DESCRIPTION OF THE TASK — Wherever a line below holds the word "одновременно", copy that line.

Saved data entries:
┏━━
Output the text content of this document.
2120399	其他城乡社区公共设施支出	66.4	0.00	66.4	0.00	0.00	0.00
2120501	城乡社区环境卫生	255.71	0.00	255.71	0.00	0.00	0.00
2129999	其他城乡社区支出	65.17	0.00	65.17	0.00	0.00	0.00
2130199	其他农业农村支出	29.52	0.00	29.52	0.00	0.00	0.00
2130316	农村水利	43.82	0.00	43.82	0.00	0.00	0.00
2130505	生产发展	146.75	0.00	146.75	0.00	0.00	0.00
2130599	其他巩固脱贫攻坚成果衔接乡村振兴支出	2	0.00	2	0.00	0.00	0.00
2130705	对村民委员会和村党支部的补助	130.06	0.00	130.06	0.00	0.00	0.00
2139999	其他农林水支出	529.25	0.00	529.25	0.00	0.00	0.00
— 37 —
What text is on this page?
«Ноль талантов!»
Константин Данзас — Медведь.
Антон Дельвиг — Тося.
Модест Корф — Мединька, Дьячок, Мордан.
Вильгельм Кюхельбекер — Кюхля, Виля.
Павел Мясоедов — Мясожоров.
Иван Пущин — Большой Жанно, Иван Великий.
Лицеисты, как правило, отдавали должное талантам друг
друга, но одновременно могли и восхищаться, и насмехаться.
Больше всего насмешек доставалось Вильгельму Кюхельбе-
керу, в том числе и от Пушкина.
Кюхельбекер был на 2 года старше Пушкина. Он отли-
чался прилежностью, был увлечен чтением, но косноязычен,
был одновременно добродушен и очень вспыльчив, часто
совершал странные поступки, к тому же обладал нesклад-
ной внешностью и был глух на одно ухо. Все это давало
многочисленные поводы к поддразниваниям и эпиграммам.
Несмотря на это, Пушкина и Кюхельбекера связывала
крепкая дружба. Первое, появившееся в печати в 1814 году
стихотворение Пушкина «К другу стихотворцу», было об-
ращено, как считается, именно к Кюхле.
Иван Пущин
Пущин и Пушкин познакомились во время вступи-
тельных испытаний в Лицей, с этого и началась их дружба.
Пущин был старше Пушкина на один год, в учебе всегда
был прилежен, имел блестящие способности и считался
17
┗━━
EXERCISE RESULT —
друга, но одновременно могли и восхищаться, и насмехаться.
был одновременно добродушен и очень вспыльчив, часто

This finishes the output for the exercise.